— Start of EXERCISE INPUT —

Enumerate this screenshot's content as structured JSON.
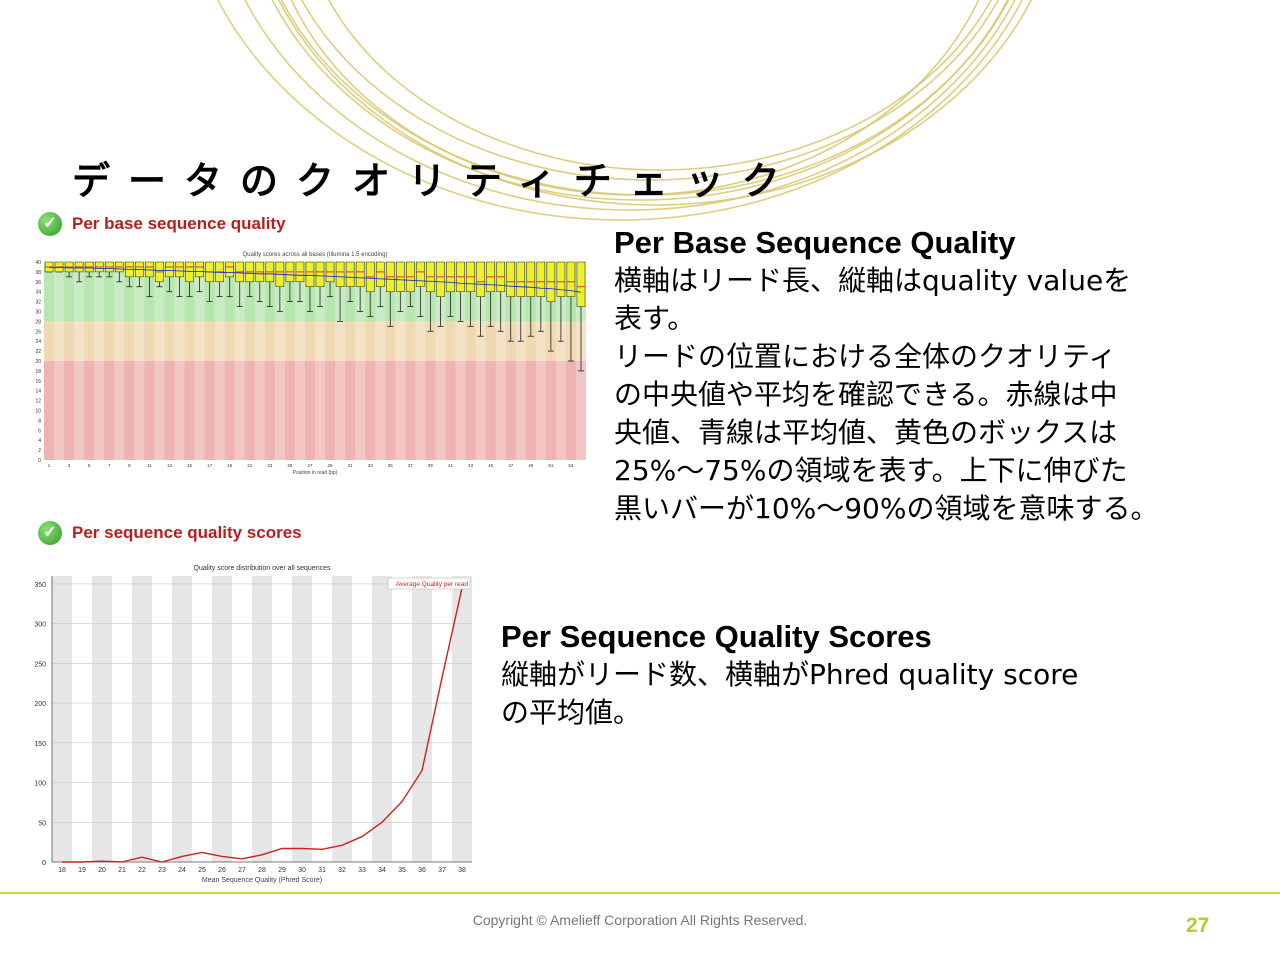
{
  "slide": {
    "title": "データのクオリティチェック",
    "copyright": "Copyright © Amelieff Corporation All Rights Reserved.",
    "page_number": "27",
    "accent_color": "#c7dc3c",
    "deco_arc_color": "#d8c56a"
  },
  "panels": {
    "per_base": {
      "status_icon": "check-ok-icon",
      "label": "Per base sequence quality"
    },
    "per_sequence": {
      "status_icon": "check-ok-icon",
      "label": "Per sequence quality scores"
    }
  },
  "descriptions": {
    "per_base": {
      "heading": "Per Base Sequence Quality",
      "lines": [
        "横軸はリード長、縦軸はquality valueを",
        "表す。",
        "リードの位置における全体のクオリティ",
        "の中央値や平均を確認できる。赤線は中",
        "央値、青線は平均値、黄色のボックスは",
        "25%〜75%の領域を表す。上下に伸びた",
        "黒いバーが10%〜90%の領域を意味する。"
      ]
    },
    "per_sequence": {
      "heading": "Per Sequence Quality Scores",
      "lines": [
        "縦軸がリード数、横軸がPhred quality score",
        "の平均値。"
      ]
    }
  },
  "chart_data": [
    {
      "type": "line",
      "title": "Quality score distribution over all sequences",
      "xlabel": "Mean Sequence Quality (Phred Score)",
      "ylabel": "",
      "x": [
        18,
        19,
        20,
        21,
        22,
        23,
        24,
        25,
        26,
        27,
        28,
        29,
        30,
        31,
        32,
        33,
        34,
        35,
        36,
        37,
        38
      ],
      "xticks": [
        "18",
        "19",
        "20",
        "21",
        "22",
        "23",
        "24",
        "25",
        "26",
        "27",
        "28",
        "29",
        "30",
        "31",
        "32",
        "33",
        "34",
        "35",
        "36",
        "37",
        "38"
      ],
      "yticks": [
        "0",
        "50",
        "100",
        "150",
        "200",
        "250",
        "300",
        "350"
      ],
      "ylim": [
        0,
        360
      ],
      "series": [
        {
          "name": "Average Quality per read",
          "color": "#cc2222",
          "values": [
            0,
            0,
            1,
            0,
            6,
            0,
            7,
            12,
            7,
            4,
            9,
            17,
            17,
            16,
            21,
            32,
            50,
            76,
            115,
            232,
            345
          ]
        }
      ],
      "legend": "top-right",
      "grid": true,
      "band_color": "#e6e6e6"
    },
    {
      "type": "box",
      "title": "Quality scores across all bases (Illumina 1.5 encoding)",
      "xlabel": "Position in read (bp)",
      "ylabel": "",
      "positions": 54,
      "ylim": [
        0,
        40
      ],
      "zones": [
        {
          "from": 28,
          "to": 40,
          "color": "#b8e6b0"
        },
        {
          "from": 20,
          "to": 28,
          "color": "#efd9b3"
        },
        {
          "from": 0,
          "to": 20,
          "color": "#efb3b3"
        }
      ],
      "box_color": "#f0f02a",
      "q1": [
        38,
        38,
        38,
        38,
        38,
        38,
        38,
        38,
        37,
        37,
        37,
        36,
        37,
        37,
        36,
        37,
        36,
        36,
        37,
        36,
        36,
        36,
        36,
        35,
        36,
        36,
        35,
        35,
        36,
        35,
        35,
        35,
        34,
        35,
        34,
        34,
        34,
        35,
        34,
        33,
        34,
        34,
        34,
        33,
        34,
        34,
        33,
        33,
        33,
        33,
        32,
        33,
        33,
        31
      ],
      "q3": [
        40,
        40,
        40,
        40,
        40,
        40,
        40,
        40,
        40,
        40,
        40,
        40,
        40,
        40,
        40,
        40,
        40,
        40,
        40,
        40,
        40,
        40,
        40,
        40,
        40,
        40,
        40,
        40,
        40,
        40,
        40,
        40,
        40,
        40,
        40,
        40,
        40,
        40,
        40,
        40,
        40,
        40,
        40,
        40,
        40,
        40,
        40,
        40,
        40,
        40,
        40,
        40,
        40,
        40
      ],
      "lower_whisker": [
        38,
        38,
        37,
        36,
        37,
        37,
        37,
        36,
        35,
        35,
        33,
        35,
        34,
        33,
        33,
        34,
        32,
        33,
        33,
        31,
        33,
        32,
        31,
        30,
        32,
        32,
        30,
        31,
        33,
        28,
        32,
        30,
        29,
        31,
        27,
        30,
        31,
        29,
        26,
        27,
        29,
        28,
        27,
        25,
        27,
        26,
        24,
        24,
        25,
        26,
        22,
        24,
        20,
        18
      ],
      "median": [
        39,
        39,
        39,
        39,
        39,
        39,
        39,
        39,
        39,
        39,
        39,
        38,
        39,
        39,
        39,
        39,
        38,
        38,
        39,
        38,
        38,
        38,
        38,
        38,
        38,
        38,
        38,
        38,
        38,
        38,
        38,
        38,
        37,
        38,
        37,
        37,
        37,
        38,
        37,
        37,
        37,
        37,
        37,
        36,
        37,
        37,
        36,
        36,
        36,
        36,
        36,
        36,
        36,
        35
      ],
      "mean": [
        38.9,
        38.9,
        38.8,
        38.8,
        38.8,
        38.7,
        38.7,
        38.6,
        38.5,
        38.5,
        38.4,
        38.3,
        38.3,
        38.2,
        38.1,
        38.1,
        38.0,
        37.9,
        37.9,
        37.8,
        37.7,
        37.6,
        37.6,
        37.5,
        37.4,
        37.3,
        37.3,
        37.2,
        37.1,
        37.0,
        36.9,
        36.8,
        36.7,
        36.6,
        36.5,
        36.4,
        36.3,
        36.2,
        36.1,
        36.0,
        35.9,
        35.7,
        35.6,
        35.5,
        35.4,
        35.3,
        35.1,
        35.0,
        34.9,
        34.7,
        34.6,
        34.4,
        34.2,
        33.9
      ]
    }
  ]
}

— End of EXERCISE INPUT —

Show the lines of the material that contain the word "xlabel".

WORKED ANSWER:
      "xlabel": "Mean Sequence Quality (Phred Score)",
      "xlabel": "Position in read (bp)",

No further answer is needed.